To be done -> Copy each line below in which the word "jednici" occurs.
********************
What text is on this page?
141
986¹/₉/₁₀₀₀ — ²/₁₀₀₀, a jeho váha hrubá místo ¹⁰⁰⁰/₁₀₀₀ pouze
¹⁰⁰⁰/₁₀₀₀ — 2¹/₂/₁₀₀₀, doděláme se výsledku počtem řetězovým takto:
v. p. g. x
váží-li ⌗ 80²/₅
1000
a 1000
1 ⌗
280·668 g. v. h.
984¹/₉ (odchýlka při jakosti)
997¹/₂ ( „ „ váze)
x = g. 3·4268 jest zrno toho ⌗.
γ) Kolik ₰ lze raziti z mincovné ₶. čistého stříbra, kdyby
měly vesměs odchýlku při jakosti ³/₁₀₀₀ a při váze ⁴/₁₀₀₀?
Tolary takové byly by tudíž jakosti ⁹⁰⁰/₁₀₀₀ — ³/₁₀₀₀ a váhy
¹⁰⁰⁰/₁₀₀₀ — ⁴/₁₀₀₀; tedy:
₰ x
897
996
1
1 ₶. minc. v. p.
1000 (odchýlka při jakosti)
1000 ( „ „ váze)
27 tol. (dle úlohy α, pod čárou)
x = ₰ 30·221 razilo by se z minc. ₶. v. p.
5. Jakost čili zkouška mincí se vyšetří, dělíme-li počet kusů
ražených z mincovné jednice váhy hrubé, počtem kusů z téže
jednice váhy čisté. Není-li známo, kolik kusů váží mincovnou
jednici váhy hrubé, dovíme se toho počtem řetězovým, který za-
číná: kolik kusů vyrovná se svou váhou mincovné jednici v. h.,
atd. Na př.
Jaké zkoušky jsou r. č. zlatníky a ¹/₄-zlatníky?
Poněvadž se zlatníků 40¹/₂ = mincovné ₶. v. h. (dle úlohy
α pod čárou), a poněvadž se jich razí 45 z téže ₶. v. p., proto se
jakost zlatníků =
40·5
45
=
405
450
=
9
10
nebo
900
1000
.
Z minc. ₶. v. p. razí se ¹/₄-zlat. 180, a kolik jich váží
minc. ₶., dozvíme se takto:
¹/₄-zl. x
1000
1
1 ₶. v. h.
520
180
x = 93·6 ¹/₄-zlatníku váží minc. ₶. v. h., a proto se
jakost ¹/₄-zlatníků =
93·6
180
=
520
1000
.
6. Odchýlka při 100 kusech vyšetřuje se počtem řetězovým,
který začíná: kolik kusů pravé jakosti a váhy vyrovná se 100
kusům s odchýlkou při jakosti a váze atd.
********************
Response to the task ->
jednici váhy hrubé, dovíme se toho počtem řetězovým, který za-
číná: kolik kusů vyrovná se svou váhou mincovné jednici v. h.,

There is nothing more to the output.